What you have to do → Find every line in the records below that holds the word "this", and copy it out.

Dataset records →
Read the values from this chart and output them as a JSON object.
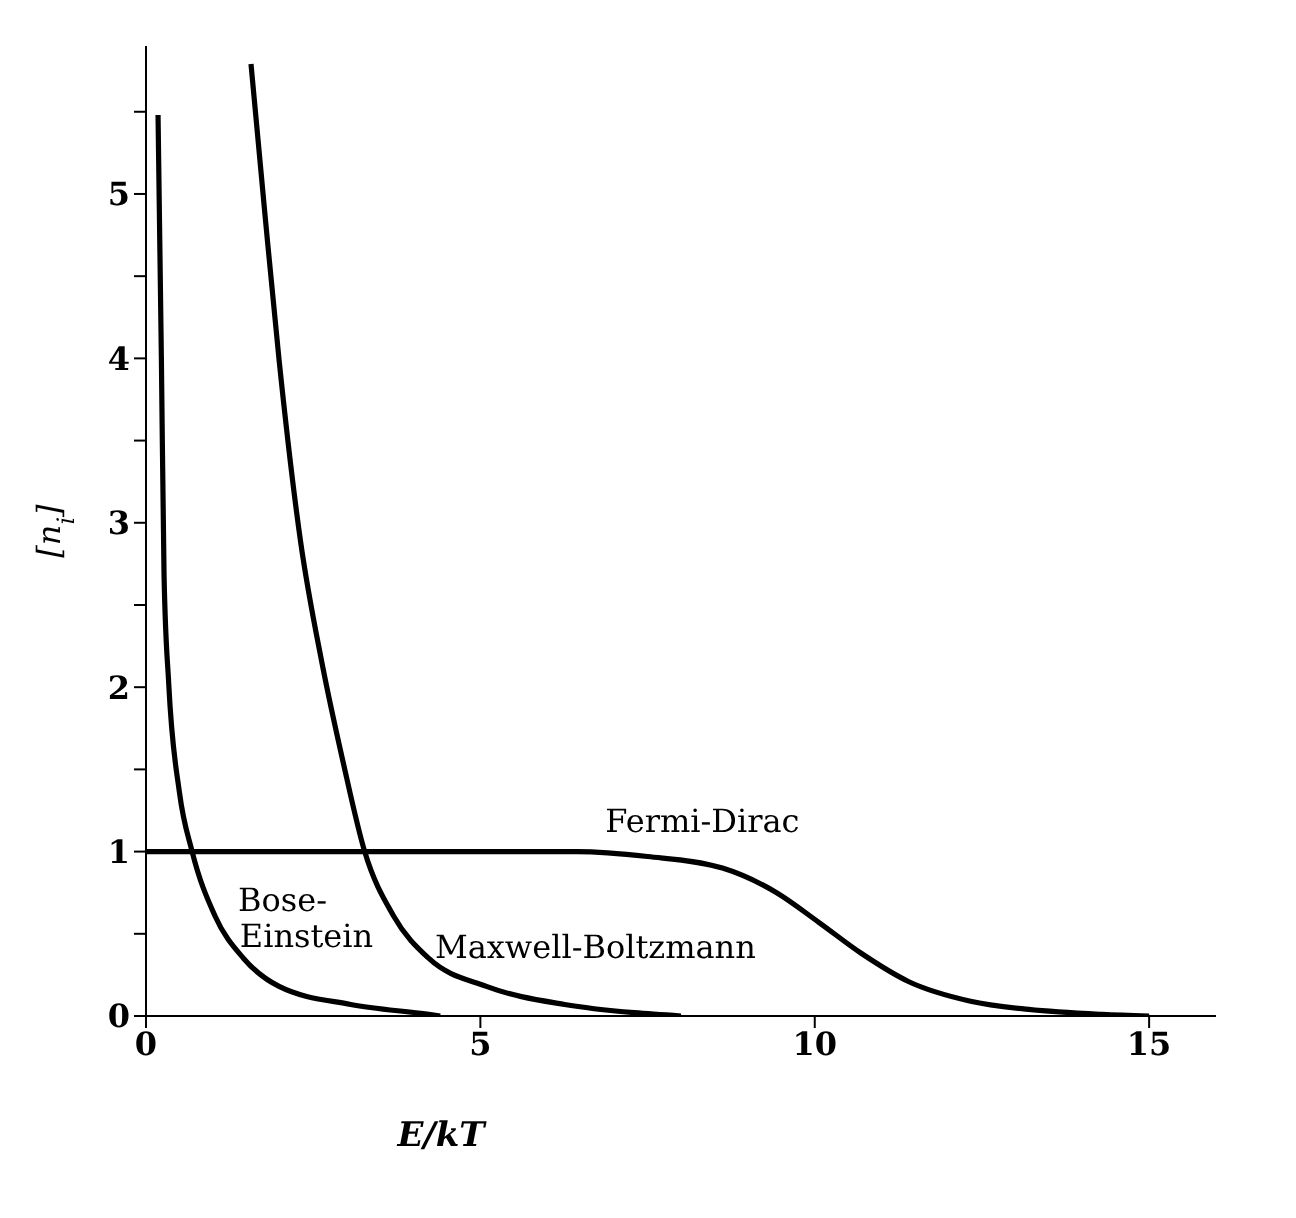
{
  "chart_data": {
    "type": "line",
    "xlabel": "E/kT",
    "ylabel": "[n$_{i}$]",
    "xlim": [
      0,
      16
    ],
    "ylim": [
      0,
      5.9
    ],
    "xticks": [
      0,
      5,
      10,
      15
    ],
    "yticks": [
      0,
      {
        "value": 0.5,
        "label": null
      },
      1,
      {
        "value": 1.5,
        "label": null
      },
      2,
      {
        "value": 2.5,
        "label": null
      },
      3,
      {
        "value": 3.5,
        "label": null
      },
      4,
      {
        "value": 4.5,
        "label": null
      },
      5,
      {
        "value": 5.5,
        "label": null
      }
    ],
    "grid": false,
    "legend": false,
    "marker": "none",
    "line_style": "solid",
    "series": [
      {
        "name": "Bose-\nEinstein",
        "color": "#000000",
        "x": [
          0.18,
          0.23,
          0.27,
          0.34,
          0.5,
          0.69,
          1.03,
          1.46,
          1.99,
          3.06,
          4.23,
          4.4
        ],
        "values": [
          5.48,
          4.0,
          2.68,
          2.02,
          1.36,
          1.0,
          0.61,
          0.35,
          0.18,
          0.07,
          0.01,
          0
        ]
      },
      {
        "name": "Maxwell-Boltzmann",
        "color": "#000000",
        "x": [
          1.57,
          1.78,
          1.99,
          2.31,
          2.63,
          2.95,
          3.27,
          3.7,
          4.23,
          5.09,
          6.26,
          7.3,
          8.0
        ],
        "values": [
          5.79,
          4.87,
          3.99,
          2.89,
          2.15,
          1.54,
          1.0,
          0.61,
          0.35,
          0.18,
          0.07,
          0.02,
          0
        ]
      },
      {
        "name": "Fermi-Dirac",
        "color": "#000000",
        "x": [
          0,
          5,
          6.45,
          7.5,
          8.62,
          9.43,
          10.06,
          10.7,
          11.4,
          12.33,
          13.2,
          14.3,
          15.0
        ],
        "values": [
          1.0,
          1.0,
          1.0,
          0.97,
          0.9,
          0.75,
          0.57,
          0.38,
          0.21,
          0.09,
          0.04,
          0.01,
          0
        ]
      }
    ]
  }
}
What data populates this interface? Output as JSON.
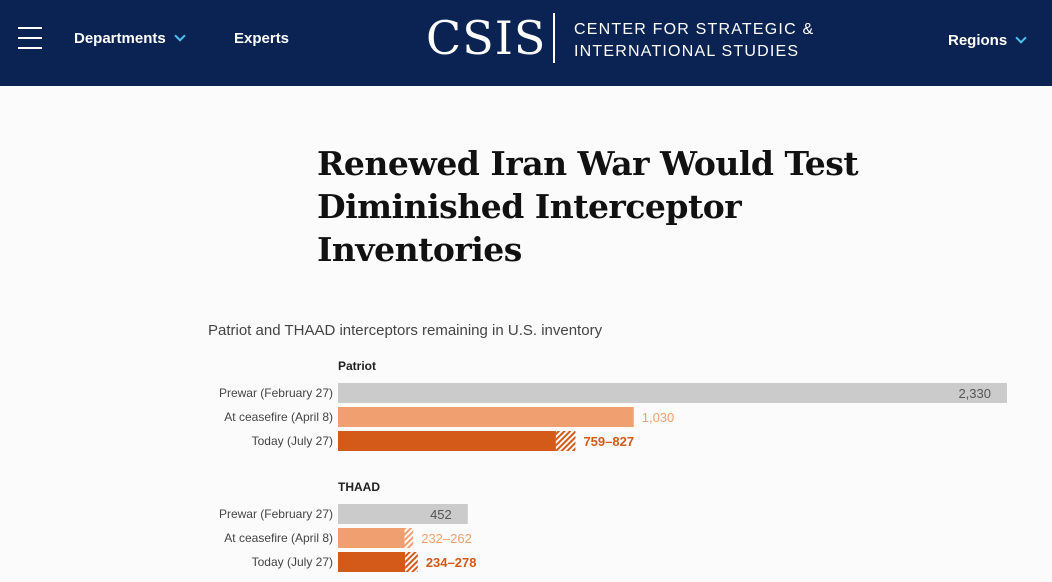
{
  "header": {
    "menu_label": "Menu",
    "nav": [
      {
        "label": "Departments",
        "has_dropdown": true
      },
      {
        "label": "Experts",
        "has_dropdown": false
      }
    ],
    "logo": {
      "wordmark": "CSIS",
      "line1": "CENTER FOR STRATEGIC &",
      "line2": "INTERNATIONAL STUDIES"
    },
    "regions_label": "Regions",
    "colors": {
      "background": "#0b2353",
      "chevron": "#4cc3f0"
    }
  },
  "article": {
    "title_lines": [
      "Renewed Iran War Would Test",
      "Diminished Interceptor",
      "Inventories"
    ]
  },
  "chart_data": {
    "type": "bar",
    "orientation": "horizontal",
    "subtitle": "Patriot and THAAD interceptors remaining in U.S. inventory",
    "xlim": [
      0,
      2330
    ],
    "colors": {
      "prewar": "#cbcbcb",
      "ceasefire": "#f0a070",
      "today": "#d35a18"
    },
    "groups": [
      {
        "name": "Patriot",
        "bars": [
          {
            "label": "Prewar (February 27)",
            "min": 2330,
            "max": 2330,
            "value_label": "2,330",
            "series": "prewar"
          },
          {
            "label": "At ceasefire (April 8)",
            "min": 1030,
            "max": 1030,
            "value_label": "1,030",
            "series": "ceasefire"
          },
          {
            "label": "Today (July 27)",
            "min": 759,
            "max": 827,
            "value_label": "759–827",
            "series": "today"
          }
        ]
      },
      {
        "name": "THAAD",
        "bars": [
          {
            "label": "Prewar (February 27)",
            "min": 452,
            "max": 452,
            "value_label": "452",
            "series": "prewar"
          },
          {
            "label": "At ceasefire (April 8)",
            "min": 232,
            "max": 262,
            "value_label": "232–262",
            "series": "ceasefire"
          },
          {
            "label": "Today (July 27)",
            "min": 234,
            "max": 278,
            "value_label": "234–278",
            "series": "today"
          }
        ]
      }
    ]
  }
}
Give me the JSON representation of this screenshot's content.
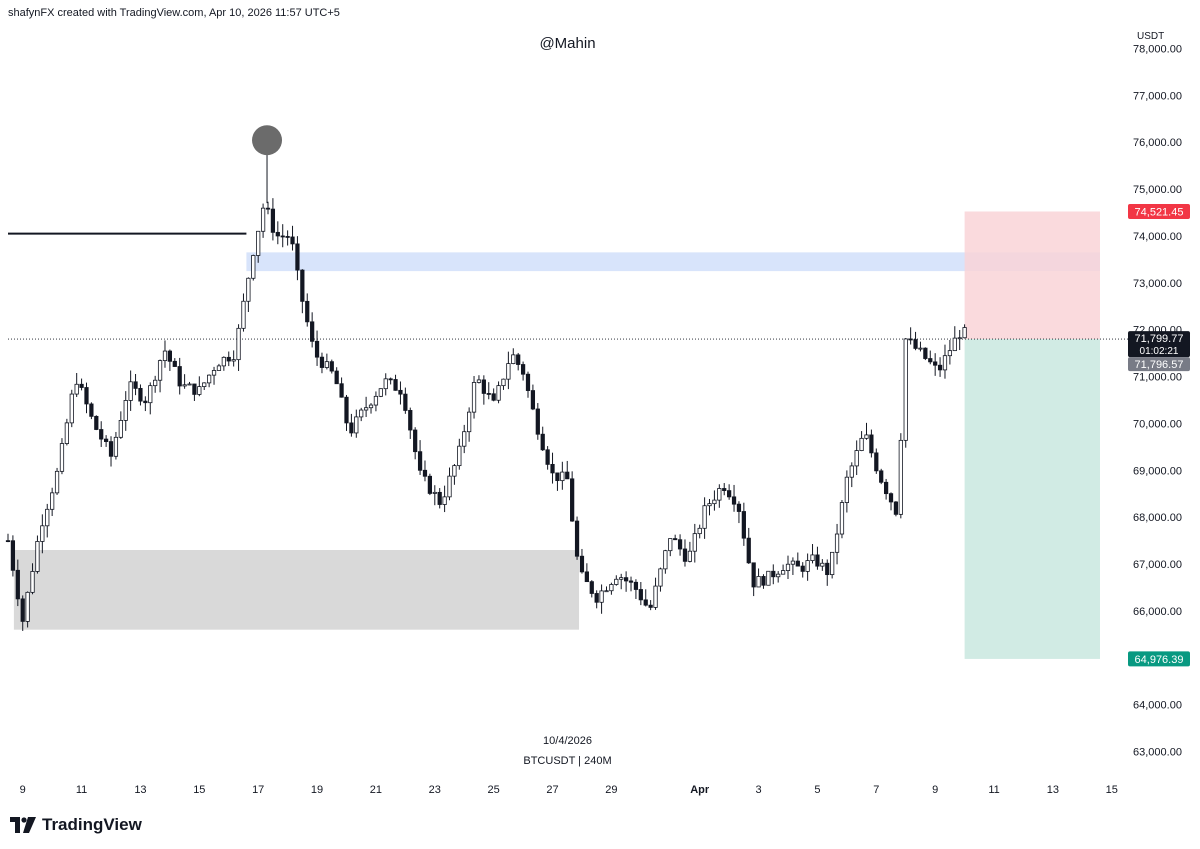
{
  "header": {
    "attribution": "shafynFX created with TradingView.com, Apr 10, 2026 11:57 UTC+5",
    "title": "@Mahin"
  },
  "footer": {
    "date": "10/4/2026",
    "symbol": "BTCUSDT | 240M",
    "logo_text": "TradingView"
  },
  "chart_data": {
    "type": "candlestick",
    "currency_label": "USDT",
    "ylim": [
      62500,
      78500
    ],
    "y_ticks": [
      "63,000.00",
      "64,000.00",
      "65,000.00",
      "66,000.00",
      "67,000.00",
      "68,000.00",
      "69,000.00",
      "70,000.00",
      "71,000.00",
      "72,000.00",
      "73,000.00",
      "74,000.00",
      "75,000.00",
      "76,000.00",
      "77,000.00",
      "78,000.00"
    ],
    "x_ticks": [
      "9",
      "11",
      "13",
      "15",
      "17",
      "19",
      "21",
      "23",
      "25",
      "27",
      "29",
      "Apr",
      "3",
      "5",
      "7",
      "9",
      "11",
      "13",
      "15"
    ],
    "x_range_days": [
      8.5,
      45.6
    ],
    "x_tick_days": [
      9,
      11,
      13,
      15,
      17,
      19,
      21,
      23,
      25,
      27,
      29,
      32,
      34,
      36,
      38,
      40,
      42,
      44,
      46
    ],
    "waypoints": [
      [
        8.5,
        67500
      ],
      [
        9.0,
        65800
      ],
      [
        9.6,
        67800
      ],
      [
        10.2,
        69000
      ],
      [
        10.8,
        71000
      ],
      [
        11.4,
        70000
      ],
      [
        12.0,
        69300
      ],
      [
        12.6,
        70800
      ],
      [
        13.2,
        70500
      ],
      [
        13.8,
        71600
      ],
      [
        14.4,
        70800
      ],
      [
        15.0,
        70700
      ],
      [
        15.6,
        71300
      ],
      [
        16.2,
        71500
      ],
      [
        16.8,
        73600
      ],
      [
        17.2,
        74700
      ],
      [
        17.6,
        74000
      ],
      [
        18.1,
        74000
      ],
      [
        18.4,
        72900
      ],
      [
        18.9,
        71500
      ],
      [
        19.6,
        71000
      ],
      [
        20.1,
        69800
      ],
      [
        20.6,
        70300
      ],
      [
        21.3,
        70900
      ],
      [
        21.9,
        70700
      ],
      [
        22.5,
        68900
      ],
      [
        23.2,
        68300
      ],
      [
        23.8,
        69300
      ],
      [
        24.4,
        71000
      ],
      [
        25.0,
        70400
      ],
      [
        25.6,
        71500
      ],
      [
        26.0,
        71100
      ],
      [
        26.4,
        70100
      ],
      [
        27.0,
        68900
      ],
      [
        27.5,
        68800
      ],
      [
        27.9,
        66800
      ],
      [
        28.5,
        66300
      ],
      [
        29.2,
        66800
      ],
      [
        29.8,
        66500
      ],
      [
        30.3,
        66000
      ],
      [
        31.0,
        67600
      ],
      [
        31.6,
        67100
      ],
      [
        32.2,
        68200
      ],
      [
        32.8,
        68700
      ],
      [
        33.3,
        68300
      ],
      [
        33.8,
        66600
      ],
      [
        34.3,
        66700
      ],
      [
        34.9,
        67000
      ],
      [
        35.4,
        66900
      ],
      [
        35.9,
        67100
      ],
      [
        36.4,
        66800
      ],
      [
        37.0,
        68800
      ],
      [
        37.6,
        69800
      ],
      [
        38.1,
        68900
      ],
      [
        38.7,
        68100
      ],
      [
        39.0,
        71800
      ],
      [
        39.5,
        71500
      ],
      [
        40.1,
        71100
      ],
      [
        40.6,
        71700
      ],
      [
        40.9,
        72000
      ],
      [
        41.15,
        71800
      ]
    ],
    "last_price": 71799.77,
    "countdown": "01:02:21",
    "bid_price": 71796.57,
    "peak": {
      "day": 17.3,
      "price": 76000
    },
    "annotations": {
      "resistance_line": {
        "from_day": 8.5,
        "to_day": 16.6,
        "price": 74050
      },
      "blue_zone": {
        "from_day": 16.6,
        "to_day": 45.6,
        "low": 73250,
        "high": 73650
      },
      "gray_zone": {
        "from_day": 8.7,
        "to_day": 27.9,
        "low": 65600,
        "high": 67300
      },
      "position": {
        "from_day": 41.0,
        "to_day": 45.6,
        "entry": 71799.77,
        "stop": 74521.45,
        "target": 64976.39,
        "stop_label": "74,521.45",
        "target_label": "64,976.39"
      }
    },
    "price_labels": {
      "last": "71,799.77",
      "bid": "71,796.57"
    },
    "colors": {
      "stop_zone": "#f9d3d7",
      "target_zone": "#cfeae3",
      "stop_label": "#f23645",
      "target_label": "#089981",
      "blue_zone": "#d4e1fb",
      "gray_zone": "#d9d9d9",
      "last_label": "#131722",
      "bid_label": "#787b86",
      "peak_marker": "#6b6b6b"
    }
  }
}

The response →
Read the values from this chart and output them as a JSON object.
What data populates this interface? Output as JSON.
Give me the JSON representation of this screenshot's content.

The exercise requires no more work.